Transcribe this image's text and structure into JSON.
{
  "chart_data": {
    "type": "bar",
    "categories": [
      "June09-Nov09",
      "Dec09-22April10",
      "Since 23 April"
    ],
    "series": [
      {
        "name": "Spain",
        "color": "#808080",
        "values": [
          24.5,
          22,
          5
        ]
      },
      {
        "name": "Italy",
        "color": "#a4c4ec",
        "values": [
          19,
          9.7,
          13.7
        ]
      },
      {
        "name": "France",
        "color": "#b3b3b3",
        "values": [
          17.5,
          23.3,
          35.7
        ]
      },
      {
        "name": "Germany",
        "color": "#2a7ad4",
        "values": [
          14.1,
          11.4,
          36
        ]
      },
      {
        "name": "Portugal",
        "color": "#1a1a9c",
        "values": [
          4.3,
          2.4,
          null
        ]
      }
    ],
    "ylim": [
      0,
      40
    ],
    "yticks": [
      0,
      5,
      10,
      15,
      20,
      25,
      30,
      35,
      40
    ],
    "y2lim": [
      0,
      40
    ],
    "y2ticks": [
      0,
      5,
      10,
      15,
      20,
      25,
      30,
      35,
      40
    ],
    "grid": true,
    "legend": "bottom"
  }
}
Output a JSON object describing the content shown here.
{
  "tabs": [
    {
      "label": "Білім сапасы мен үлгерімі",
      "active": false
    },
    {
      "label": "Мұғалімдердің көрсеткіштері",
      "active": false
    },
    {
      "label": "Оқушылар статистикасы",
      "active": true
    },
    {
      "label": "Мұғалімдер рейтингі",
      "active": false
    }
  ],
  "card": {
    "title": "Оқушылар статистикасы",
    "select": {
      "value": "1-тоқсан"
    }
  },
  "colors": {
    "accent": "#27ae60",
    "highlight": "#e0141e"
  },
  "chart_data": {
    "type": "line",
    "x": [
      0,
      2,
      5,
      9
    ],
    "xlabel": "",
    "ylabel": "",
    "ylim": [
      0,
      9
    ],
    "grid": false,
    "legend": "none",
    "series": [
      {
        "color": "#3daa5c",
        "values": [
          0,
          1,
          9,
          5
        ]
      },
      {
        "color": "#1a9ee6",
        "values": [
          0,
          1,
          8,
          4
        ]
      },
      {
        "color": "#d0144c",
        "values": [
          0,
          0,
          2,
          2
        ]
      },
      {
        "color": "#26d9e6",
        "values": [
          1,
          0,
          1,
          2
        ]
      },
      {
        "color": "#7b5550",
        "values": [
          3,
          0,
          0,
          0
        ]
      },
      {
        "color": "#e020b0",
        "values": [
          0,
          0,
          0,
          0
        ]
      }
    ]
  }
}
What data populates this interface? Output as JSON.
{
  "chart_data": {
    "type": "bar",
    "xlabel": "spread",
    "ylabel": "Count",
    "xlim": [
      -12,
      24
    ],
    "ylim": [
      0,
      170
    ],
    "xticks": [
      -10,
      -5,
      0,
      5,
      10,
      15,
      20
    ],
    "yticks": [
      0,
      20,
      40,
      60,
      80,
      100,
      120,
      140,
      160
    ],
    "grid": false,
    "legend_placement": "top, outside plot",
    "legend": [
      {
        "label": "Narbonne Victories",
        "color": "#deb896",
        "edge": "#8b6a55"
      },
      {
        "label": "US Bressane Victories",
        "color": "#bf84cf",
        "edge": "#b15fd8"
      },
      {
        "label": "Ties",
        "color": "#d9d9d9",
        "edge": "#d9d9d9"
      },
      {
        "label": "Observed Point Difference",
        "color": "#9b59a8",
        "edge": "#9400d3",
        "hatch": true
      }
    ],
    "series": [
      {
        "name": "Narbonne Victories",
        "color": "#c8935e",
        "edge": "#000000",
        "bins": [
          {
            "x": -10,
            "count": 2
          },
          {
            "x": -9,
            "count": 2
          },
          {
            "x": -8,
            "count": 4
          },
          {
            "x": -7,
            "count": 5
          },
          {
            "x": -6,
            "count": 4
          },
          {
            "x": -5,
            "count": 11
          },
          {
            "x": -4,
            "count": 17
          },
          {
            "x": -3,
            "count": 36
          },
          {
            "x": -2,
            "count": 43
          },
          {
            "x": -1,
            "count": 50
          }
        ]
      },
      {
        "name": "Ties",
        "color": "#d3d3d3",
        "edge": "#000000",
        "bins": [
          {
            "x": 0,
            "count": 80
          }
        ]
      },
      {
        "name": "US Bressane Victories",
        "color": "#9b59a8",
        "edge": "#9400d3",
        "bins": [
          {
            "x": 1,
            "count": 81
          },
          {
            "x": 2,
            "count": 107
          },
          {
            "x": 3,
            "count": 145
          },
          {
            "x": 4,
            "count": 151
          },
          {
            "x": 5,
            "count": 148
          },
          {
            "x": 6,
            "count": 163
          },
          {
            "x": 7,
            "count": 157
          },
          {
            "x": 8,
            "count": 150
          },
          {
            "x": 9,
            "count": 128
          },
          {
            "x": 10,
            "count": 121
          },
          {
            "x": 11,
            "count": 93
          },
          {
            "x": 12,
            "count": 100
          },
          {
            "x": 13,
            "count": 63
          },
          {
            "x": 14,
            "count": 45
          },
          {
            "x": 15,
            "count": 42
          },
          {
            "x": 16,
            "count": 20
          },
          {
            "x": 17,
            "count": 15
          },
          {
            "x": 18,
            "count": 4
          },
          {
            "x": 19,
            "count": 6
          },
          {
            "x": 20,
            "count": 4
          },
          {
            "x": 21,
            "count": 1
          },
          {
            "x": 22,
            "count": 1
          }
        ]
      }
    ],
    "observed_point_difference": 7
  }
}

YOUR TASK: Look through the records and gather each line with the word "Output".

TASK RESPONSE:
Output a JSON object describing the content shown here.
What data populates this interface? Output as JSON.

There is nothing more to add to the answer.